begin Records for the task

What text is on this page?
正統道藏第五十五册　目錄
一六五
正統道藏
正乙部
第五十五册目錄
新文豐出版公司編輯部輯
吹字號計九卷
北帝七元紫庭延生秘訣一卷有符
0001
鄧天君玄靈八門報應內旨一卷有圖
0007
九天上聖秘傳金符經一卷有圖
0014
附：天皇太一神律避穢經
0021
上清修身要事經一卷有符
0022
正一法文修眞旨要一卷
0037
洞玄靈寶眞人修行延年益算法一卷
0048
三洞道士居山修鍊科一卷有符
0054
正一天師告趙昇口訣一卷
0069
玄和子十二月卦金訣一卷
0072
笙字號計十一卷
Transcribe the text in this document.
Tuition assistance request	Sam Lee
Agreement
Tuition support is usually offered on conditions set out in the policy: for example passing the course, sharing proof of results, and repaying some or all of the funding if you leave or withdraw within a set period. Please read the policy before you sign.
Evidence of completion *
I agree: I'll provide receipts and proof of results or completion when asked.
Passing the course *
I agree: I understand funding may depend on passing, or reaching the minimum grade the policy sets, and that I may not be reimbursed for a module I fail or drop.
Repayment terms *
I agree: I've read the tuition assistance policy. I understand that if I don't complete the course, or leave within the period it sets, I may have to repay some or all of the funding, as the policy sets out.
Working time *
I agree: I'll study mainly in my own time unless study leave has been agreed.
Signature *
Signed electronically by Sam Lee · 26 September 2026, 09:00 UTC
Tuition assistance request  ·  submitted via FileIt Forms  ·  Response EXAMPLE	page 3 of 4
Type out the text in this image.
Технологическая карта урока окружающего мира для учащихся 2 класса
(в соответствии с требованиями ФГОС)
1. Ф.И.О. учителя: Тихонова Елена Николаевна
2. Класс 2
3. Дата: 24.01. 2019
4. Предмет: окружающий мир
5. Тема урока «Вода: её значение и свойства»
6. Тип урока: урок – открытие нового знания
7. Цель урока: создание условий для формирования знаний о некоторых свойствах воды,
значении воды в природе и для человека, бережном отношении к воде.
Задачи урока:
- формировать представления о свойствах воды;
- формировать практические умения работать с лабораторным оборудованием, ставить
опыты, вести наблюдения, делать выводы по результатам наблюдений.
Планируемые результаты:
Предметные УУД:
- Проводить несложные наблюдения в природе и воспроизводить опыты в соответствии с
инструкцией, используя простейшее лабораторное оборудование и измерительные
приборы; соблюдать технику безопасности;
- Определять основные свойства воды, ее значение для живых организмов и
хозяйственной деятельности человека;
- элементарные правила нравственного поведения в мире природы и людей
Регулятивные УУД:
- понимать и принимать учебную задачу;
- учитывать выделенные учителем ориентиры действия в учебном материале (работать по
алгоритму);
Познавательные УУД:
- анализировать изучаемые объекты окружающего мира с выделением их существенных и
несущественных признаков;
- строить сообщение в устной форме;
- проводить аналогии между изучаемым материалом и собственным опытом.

end Records for the task

### [Task directions]
Write out all the records above again, exactly as they stand.

### [Exercise output]
What text is on this page?
正統道藏第五十五册　目錄
一六五
正統道藏
正乙部
第五十五册目錄
新文豐出版公司編輯部輯
吹字號計九卷
北帝七元紫庭延生秘訣一卷有符
0001
鄧天君玄靈八門報應內旨一卷有圖
0007
九天上聖秘傳金符經一卷有圖
0014
附：天皇太一神律避穢經
0021
上清修身要事經一卷有符
0022
正一法文修眞旨要一卷
0037
洞玄靈寶眞人修行延年益算法一卷
0048
三洞道士居山修鍊科一卷有符
0054
正一天師告趙昇口訣一卷
0069
玄和子十二月卦金訣一卷
0072
笙字號計十一卷
Transcribe the text in this document.
Tuition assistance request	Sam Lee
Agreement
Tuition support is usually offered on conditions set out in the policy: for example passing the course, sharing proof of results, and repaying some or all of the funding if you leave or withdraw within a set period. Please read the policy before you sign.
Evidence of completion *
I agree: I'll provide receipts and proof of results or completion when asked.
Passing the course *
I agree: I understand funding may depend on passing, or reaching the minimum grade the policy sets, and that I may not be reimbursed for a module I fail or drop.
Repayment terms *
I agree: I've read the tuition assistance policy. I understand that if I don't complete the course, or leave within the period it sets, I may have to repay some or all of the funding, as the policy sets out.
Working time *
I agree: I'll study mainly in my own time unless study leave has been agreed.
Signature *
Signed electronically by Sam Lee · 26 September 2026, 09:00 UTC
Tuition assistance request  ·  submitted via FileIt Forms  ·  Response EXAMPLE	page 3 of 4
Type out the text in this image.
Технологическая карта урока окружающего мира для учащихся 2 класса
(в соответствии с требованиями ФГОС)
1. Ф.И.О. учителя: Тихонова Елена Николаевна
2. Класс 2
3. Дата: 24.01. 2019
4. Предмет: окружающий мир
5. Тема урока «Вода: её значение и свойства»
6. Тип урока: урок – открытие нового знания
7. Цель урока: создание условий для формирования знаний о некоторых свойствах воды,
значении воды в природе и для человека, бережном отношении к воде.
Задачи урока:
- формировать представления о свойствах воды;
- формировать практические умения работать с лабораторным оборудованием, ставить
опыты, вести наблюдения, делать выводы по результатам наблюдений.
Планируемые результаты:
Предметные УУД:
- Проводить несложные наблюдения в природе и воспроизводить опыты в соответствии с
инструкцией, используя простейшее лабораторное оборудование и измерительные
приборы; соблюдать технику безопасности;
- Определять основные свойства воды, ее значение для живых организмов и
хозяйственной деятельности человека;
- элементарные правила нравственного поведения в мире природы и людей
Регулятивные УУД:
- понимать и принимать учебную задачу;
- учитывать выделенные учителем ориентиры действия в учебном материале (работать по
алгоритму);
Познавательные УУД:
- анализировать изучаемые объекты окружающего мира с выделением их существенных и
несущественных признаков;
- строить сообщение в устной форме;
- проводить аналогии между изучаемым материалом и собственным опытом.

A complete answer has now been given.